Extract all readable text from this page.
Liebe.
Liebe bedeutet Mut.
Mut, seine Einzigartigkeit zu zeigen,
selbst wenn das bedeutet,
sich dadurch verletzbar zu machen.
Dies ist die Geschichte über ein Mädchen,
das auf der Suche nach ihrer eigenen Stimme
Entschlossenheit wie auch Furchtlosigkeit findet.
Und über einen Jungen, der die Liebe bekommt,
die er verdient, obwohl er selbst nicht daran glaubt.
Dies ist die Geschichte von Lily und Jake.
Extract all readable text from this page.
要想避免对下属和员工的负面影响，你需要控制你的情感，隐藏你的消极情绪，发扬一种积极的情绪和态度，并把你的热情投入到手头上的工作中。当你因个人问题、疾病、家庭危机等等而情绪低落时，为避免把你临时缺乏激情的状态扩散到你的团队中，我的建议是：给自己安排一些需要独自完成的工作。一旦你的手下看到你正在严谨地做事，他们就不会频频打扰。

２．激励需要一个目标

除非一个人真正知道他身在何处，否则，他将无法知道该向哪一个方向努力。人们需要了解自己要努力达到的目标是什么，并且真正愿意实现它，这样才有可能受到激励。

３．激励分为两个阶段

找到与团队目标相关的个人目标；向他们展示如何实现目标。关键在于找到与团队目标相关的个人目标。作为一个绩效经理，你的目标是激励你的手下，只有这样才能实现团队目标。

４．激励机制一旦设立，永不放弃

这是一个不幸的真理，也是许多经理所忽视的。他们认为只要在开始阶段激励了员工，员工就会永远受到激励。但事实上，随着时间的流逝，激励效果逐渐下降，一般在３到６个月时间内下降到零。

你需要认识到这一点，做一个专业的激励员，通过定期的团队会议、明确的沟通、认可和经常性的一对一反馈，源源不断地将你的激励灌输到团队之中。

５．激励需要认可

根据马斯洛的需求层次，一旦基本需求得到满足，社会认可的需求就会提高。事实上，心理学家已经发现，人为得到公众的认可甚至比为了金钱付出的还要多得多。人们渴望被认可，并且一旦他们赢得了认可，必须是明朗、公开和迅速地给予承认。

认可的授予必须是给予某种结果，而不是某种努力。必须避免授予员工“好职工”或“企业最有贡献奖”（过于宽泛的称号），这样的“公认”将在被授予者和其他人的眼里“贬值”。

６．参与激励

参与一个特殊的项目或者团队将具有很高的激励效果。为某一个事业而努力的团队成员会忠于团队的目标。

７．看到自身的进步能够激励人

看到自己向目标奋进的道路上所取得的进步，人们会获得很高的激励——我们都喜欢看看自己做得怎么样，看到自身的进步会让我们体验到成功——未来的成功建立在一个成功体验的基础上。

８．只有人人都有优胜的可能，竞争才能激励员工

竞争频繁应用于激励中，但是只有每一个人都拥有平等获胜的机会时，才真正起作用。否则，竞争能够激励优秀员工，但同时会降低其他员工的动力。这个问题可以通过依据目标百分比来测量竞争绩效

• WORK INSTRUCTIONS: Gather each line of the listing containing the word "über" and show it.

• REPLY TO THE EXERCISE:
Dies ist die Geschichte über ein Mädchen,
Und über einen Jungen, der die Liebe bekommt,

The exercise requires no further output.